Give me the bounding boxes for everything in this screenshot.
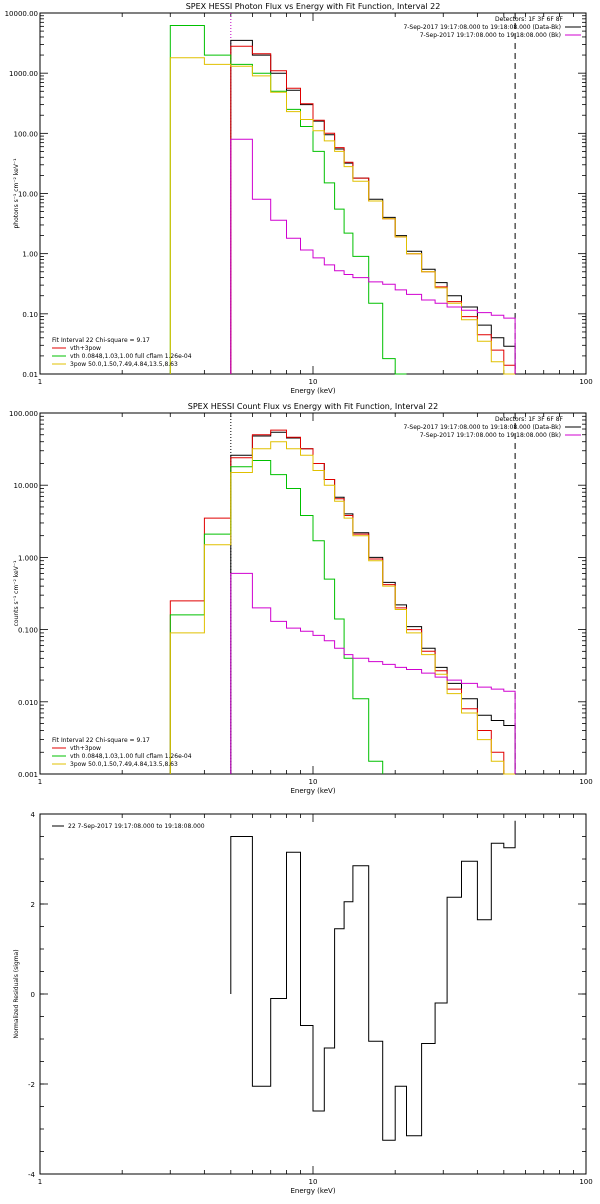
series-histogram-0 <box>230 39 516 374</box>
series-histogram-4 <box>230 572 516 774</box>
x-axis-label: Energy (keV) <box>290 1187 335 1195</box>
legend-bk-text: 7-Sep-2017 19:17:08.000 to 19:18:08.000 … <box>420 32 561 39</box>
legend-fit-text: 3pow 50.0,1.50,7.49,4.84,13.5,8.63 <box>70 361 178 368</box>
x-tick-label: 1 <box>38 378 42 386</box>
y-tick-label: 0 <box>31 991 35 999</box>
y-tick-label: 2 <box>31 901 35 909</box>
y-tick-label: -2 <box>28 1081 35 1089</box>
legend-fit-text: vth 0.0848,1.03,1.00 full cflam 1.26e-04 <box>70 753 192 760</box>
x-axis-label: Energy (keV) <box>290 787 335 795</box>
legend-fit-text: vth+3pow <box>70 745 101 752</box>
x-tick-label: 100 <box>579 378 592 386</box>
y-axis-label: photons s⁻¹ cm⁻² keV⁻¹ <box>13 158 20 229</box>
series-histogram-1 <box>230 45 516 374</box>
legend-fit-text: vth 0.0848,1.03,1.00 full cflam 1.26e-04 <box>70 353 192 360</box>
y-tick-label: 4 <box>31 811 36 819</box>
y-tick-label: 0.010 <box>18 699 38 707</box>
legend-fit-interval-text: Fit Interval 22 Chi-square = 9.17 <box>52 337 150 344</box>
plot-title: SPEX HESSI Photon Flux vs Energy with Fi… <box>186 2 441 11</box>
series-histogram-0 <box>230 820 516 1141</box>
y-tick-label: 10.000 <box>14 482 39 490</box>
y-tick-label: 1.00 <box>22 251 38 259</box>
series-histogram-1 <box>169 429 516 775</box>
y-tick-label: 100.000 <box>9 410 38 418</box>
x-tick-label: 100 <box>579 778 592 786</box>
legend-fit-text: 3pow 50.0,1.50,7.49,4.84,13.5,8.63 <box>70 761 178 768</box>
legend-data-bk-text: 7-Sep-2017 19:17:08.000 to 19:18:08.000 … <box>403 424 561 431</box>
series-histogram-3 <box>169 57 516 375</box>
legend-fit-text: vth+3pow <box>70 345 101 352</box>
y-axis-label: Normalized Residuals (sigma) <box>13 949 20 1038</box>
plot-frame <box>39 12 587 375</box>
y-tick-label: 10.00 <box>18 191 38 199</box>
series-histogram-0 <box>230 431 516 774</box>
y-tick-label: 10000.00 <box>5 10 38 18</box>
x-tick-label: 1 <box>38 1178 42 1186</box>
plot-title: SPEX HESSI Count Flux vs Energy with Fit… <box>188 402 439 411</box>
x-axis-label: Energy (keV) <box>290 387 335 395</box>
legend-residual-text: 22 7-Sep-2017 19:17:08.000 to 19:18:08.0… <box>68 823 205 830</box>
y-tick-label: 0.001 <box>18 771 38 779</box>
y-tick-label: 0.10 <box>22 311 38 319</box>
x-tick-label: 100 <box>579 1178 592 1186</box>
legend-fit-interval-text: Fit Interval 22 Chi-square = 9.17 <box>52 737 150 744</box>
y-tick-label: 0.100 <box>18 627 38 635</box>
legend-detectors-text: Detectors: 1F 3F 6F 8F <box>495 416 564 423</box>
x-tick-label: 1 <box>38 778 42 786</box>
y-tick-label: -4 <box>28 1171 36 1179</box>
series-histogram-3 <box>169 441 516 775</box>
y-tick-label: 100.00 <box>14 130 39 138</box>
series-histogram-2 <box>169 460 384 774</box>
series-histogram-4 <box>230 138 516 374</box>
y-tick-label: 1000.00 <box>9 70 38 78</box>
y-tick-label: 0.01 <box>22 371 38 379</box>
legend-detectors-text: Detectors: 1F 3F 6F 8F <box>495 16 564 23</box>
x-tick-label: 10 <box>309 778 318 786</box>
x-tick-label: 10 <box>309 378 318 386</box>
y-tick-label: 1.000 <box>18 554 38 562</box>
legend-data-bk-text: 7-Sep-2017 19:17:08.000 to 19:18:08.000 … <box>403 24 561 31</box>
plot-frame <box>39 813 587 1175</box>
y-axis-label: counts s⁻¹ cm⁻² keV⁻¹ <box>13 560 20 626</box>
legend-bk-text: 7-Sep-2017 19:17:08.000 to 19:18:08.000 … <box>420 432 561 439</box>
x-tick-label: 10 <box>309 1178 318 1186</box>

WHAT IS ASKED
Recast every line of the records as a Markdown table with the columns "No." and "Line," numbering the rows and skipping blank lines. Leave the pictures out.

TASK RESPONSE
| No. | Line |
|---|---|
| 1 | Give me the bounding boxes for everything in this screenshot. |
| 2 | series-histogram-0 <box>230 39 516 374</box> |
| 3 | series-histogram-4 <box>230 572 516 774</box> |
| 4 | x-axis-label: Energy (keV) <box>290 1187 335 1195</box> |
| 5 | legend-bk-text: 7-Sep-2017 19:17:08.000 to 19:18:08.000 … <box>420 32 561 39</box> |
| 6 | legend-fit-text: 3pow 50.0,1.50,7.49,4.84,13.5,8.63 <box>70 361 178 368</box> |
| 7 | x-tick-label: 1 <box>38 378 42 386</box> |
| 8 | y-tick-label: 0 <box>31 991 35 999</box> |
| 9 | y-tick-label: 2 <box>31 901 35 909</box> |
| 10 | y-tick-label: -2 <box>28 1081 35 1089</box> |
| 11 | legend-fit-text: vth 0.0848,1.03,1.00 full cflam 1.26e-04 <box>70 753 192 760</box> |
| 12 | x-axis-label: Energy (keV) <box>290 787 335 795</box> |
| 13 | legend-fit-text: vth+3pow <box>70 745 101 752</box> |
| 14 | x-tick-label: 100 <box>579 378 592 386</box> |
| 15 | y-axis-label: photons s⁻¹ cm⁻² keV⁻¹ <box>13 158 20 229</box> |
| 16 | series-histogram-1 <box>230 45 516 374</box> |
| 17 | legend-fit-text: vth 0.0848,1.03,1.00 full cflam 1.26e-04 <box>70 353 192 360</box> |
| 18 | y-tick-label: 4 <box>31 811 36 819</box> |
| 19 | y-tick-label: 0.010 <box>18 699 38 707</box> |
| 20 | legend-fit-interval-text: Fit Interval 22 Chi-square = 9.17 <box>52 337 150 344</box> |
| 21 | plot-title: SPEX HESSI Photon Flux vs Energy with Fi… <box>186 2 441 11</box> |
| 22 | series-histogram-0 <box>230 820 516 1141</box> |
| 23 | y-tick-label: 10.000 <box>14 482 39 490</box> |
| 24 | y-tick-label: 1.00 <box>22 251 38 259</box> |
| 25 | series-histogram-1 <box>169 429 516 775</box> |
| 26 | y-tick-label: 100.000 <box>9 410 38 418</box> |
| 27 | x-tick-label: 100 <box>579 778 592 786</box> |
| 28 | legend-fit-text: 3pow 50.0,1.50,7.49,4.84,13.5,8.63 <box>70 761 178 768</box> |
| 29 | legend-data-bk-text: 7-Sep-2017 19:17:08.000 to 19:18:08.000 … <box>403 424 561 431</box> |
| 30 | series-histogram-3 <box>169 57 516 375</box> |
| 31 | legend-fit-text: vth+3pow <box>70 345 101 352</box> |
| 32 | y-axis-label: Normalized Residuals (sigma) <box>13 949 20 1038</box> |
| 33 | plot-frame <box>39 12 587 375</box> |
| 34 | y-tick-label: 10.00 <box>18 191 38 199</box> |
| 35 | series-histogram-0 <box>230 431 516 774</box> |
| 36 | y-tick-label: 10000.00 <box>5 10 38 18</box> |
| 37 | x-tick-label: 1 <box>38 1178 42 1186</box> |
| 38 | plot-title: SPEX HESSI Count Flux vs Energy with Fit… <box>188 402 439 411</box> |
| 39 | x-axis-label: Energy (keV) <box>290 387 335 395</box> |
| 40 | legend-residual-text: 22 7-Sep-2017 19:17:08.000 to 19:18:08.0… <box>68 823 205 830</box> |
| 41 | y-tick-label: 0.001 <box>18 771 38 779</box> |
| 42 | y-tick-label: 0.10 <box>22 311 38 319</box> |
| 43 | x-tick-label: 100 <box>579 1178 592 1186</box> |
| 44 | legend-fit-interval-text: Fit Interval 22 Chi-square = 9.17 <box>52 737 150 744</box> |
| 45 | y-tick-label: 0.100 <box>18 627 38 635</box> |
| 46 | legend-detectors-text: Detectors: 1F 3F 6F 8F <box>495 416 564 423</box> |
| 47 | x-tick-label: 1 <box>38 778 42 786</box> |
| 48 | y-tick-label: -4 <box>28 1171 36 1179</box> |
| 49 | series-histogram-3 <box>169 441 516 775</box> |
| 50 | y-tick-label: 100.00 <box>14 130 39 138</box> |
| 51 | series-histogram-2 <box>169 460 384 774</box> |
| 52 | series-histogram-4 <box>230 138 516 374</box> |
| 53 | y-tick-label: 1000.00 <box>9 70 38 78</box> |
| 54 | y-tick-label: 0.01 <box>22 371 38 379</box> |
| 55 | legend-detectors-text: Detectors: 1F 3F 6F 8F <box>495 16 564 23</box> |
| 56 | x-tick-label: 10 <box>309 778 318 786</box> |
| 57 | x-tick-label: 10 <box>309 378 318 386</box> |
| 58 | y-tick-label: 1.000 <box>18 554 38 562</box> |
| 59 | legend-data-bk-text: 7-Sep-2017 19:17:08.000 to 19:18:08.000 … <box>403 24 561 31</box> |
| 60 | plot-frame <box>39 813 587 1175</box> |
| 61 | y-axis-label: counts s⁻¹ cm⁻² keV⁻¹ <box>13 560 20 626</box> |
| 62 | legend-bk-text: 7-Sep-2017 19:17:08.000 to 19:18:08.000 … <box>420 432 561 439</box> |
| 63 | x-tick-label: 10 <box>309 1178 318 1186</box> |